**CHALLENGE:** Take every line from the material that has the word "think" in it.

**SOURCE MATERIAL:**
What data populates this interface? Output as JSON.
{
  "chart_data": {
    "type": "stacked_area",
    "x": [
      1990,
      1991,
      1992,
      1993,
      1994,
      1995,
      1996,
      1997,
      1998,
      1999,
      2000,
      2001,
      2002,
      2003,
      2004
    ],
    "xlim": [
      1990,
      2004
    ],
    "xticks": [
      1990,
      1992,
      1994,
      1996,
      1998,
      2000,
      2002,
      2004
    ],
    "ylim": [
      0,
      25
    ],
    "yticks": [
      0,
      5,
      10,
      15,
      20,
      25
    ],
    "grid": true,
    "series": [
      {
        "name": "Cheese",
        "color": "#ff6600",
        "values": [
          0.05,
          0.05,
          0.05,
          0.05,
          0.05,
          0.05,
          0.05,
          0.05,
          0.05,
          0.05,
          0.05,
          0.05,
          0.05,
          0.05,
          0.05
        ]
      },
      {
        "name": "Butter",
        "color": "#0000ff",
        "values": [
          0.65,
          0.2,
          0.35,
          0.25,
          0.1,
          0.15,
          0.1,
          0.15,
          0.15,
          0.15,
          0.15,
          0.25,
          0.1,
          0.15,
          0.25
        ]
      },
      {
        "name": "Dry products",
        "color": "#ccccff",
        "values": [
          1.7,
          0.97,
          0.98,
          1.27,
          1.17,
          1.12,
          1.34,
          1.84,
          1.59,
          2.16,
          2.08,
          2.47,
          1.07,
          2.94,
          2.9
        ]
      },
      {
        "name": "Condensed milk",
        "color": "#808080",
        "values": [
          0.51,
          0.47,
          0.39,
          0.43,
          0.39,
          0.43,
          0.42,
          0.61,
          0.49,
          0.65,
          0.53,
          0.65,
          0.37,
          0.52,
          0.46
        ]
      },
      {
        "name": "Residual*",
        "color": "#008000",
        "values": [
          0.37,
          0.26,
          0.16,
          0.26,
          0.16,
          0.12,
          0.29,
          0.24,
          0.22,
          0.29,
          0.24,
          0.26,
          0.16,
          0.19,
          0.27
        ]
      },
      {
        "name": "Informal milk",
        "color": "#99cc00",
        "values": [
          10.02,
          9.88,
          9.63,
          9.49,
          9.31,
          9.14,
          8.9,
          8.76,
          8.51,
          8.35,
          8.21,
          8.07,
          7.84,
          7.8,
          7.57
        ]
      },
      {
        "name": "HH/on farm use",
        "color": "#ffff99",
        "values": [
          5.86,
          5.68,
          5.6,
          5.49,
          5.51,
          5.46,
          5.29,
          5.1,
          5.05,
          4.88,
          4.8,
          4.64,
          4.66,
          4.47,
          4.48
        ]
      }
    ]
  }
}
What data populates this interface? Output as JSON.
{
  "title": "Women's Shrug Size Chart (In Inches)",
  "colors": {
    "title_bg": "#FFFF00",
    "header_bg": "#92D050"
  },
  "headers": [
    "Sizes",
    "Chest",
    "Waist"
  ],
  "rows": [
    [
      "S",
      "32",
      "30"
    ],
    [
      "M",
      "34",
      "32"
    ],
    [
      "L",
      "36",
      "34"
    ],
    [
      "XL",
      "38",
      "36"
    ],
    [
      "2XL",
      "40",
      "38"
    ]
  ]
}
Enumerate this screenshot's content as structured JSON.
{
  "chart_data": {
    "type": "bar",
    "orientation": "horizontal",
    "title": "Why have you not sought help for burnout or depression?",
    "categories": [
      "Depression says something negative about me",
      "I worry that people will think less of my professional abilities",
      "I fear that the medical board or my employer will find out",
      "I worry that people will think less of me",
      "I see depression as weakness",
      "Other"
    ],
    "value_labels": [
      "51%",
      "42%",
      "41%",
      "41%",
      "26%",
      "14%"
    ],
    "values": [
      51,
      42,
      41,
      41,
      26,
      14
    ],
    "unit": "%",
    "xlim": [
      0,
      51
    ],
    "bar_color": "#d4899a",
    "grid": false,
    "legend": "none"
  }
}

**SOLUTION:**
      "I worry that people will think less of my professional abilities",
      "I worry that people will think less of me",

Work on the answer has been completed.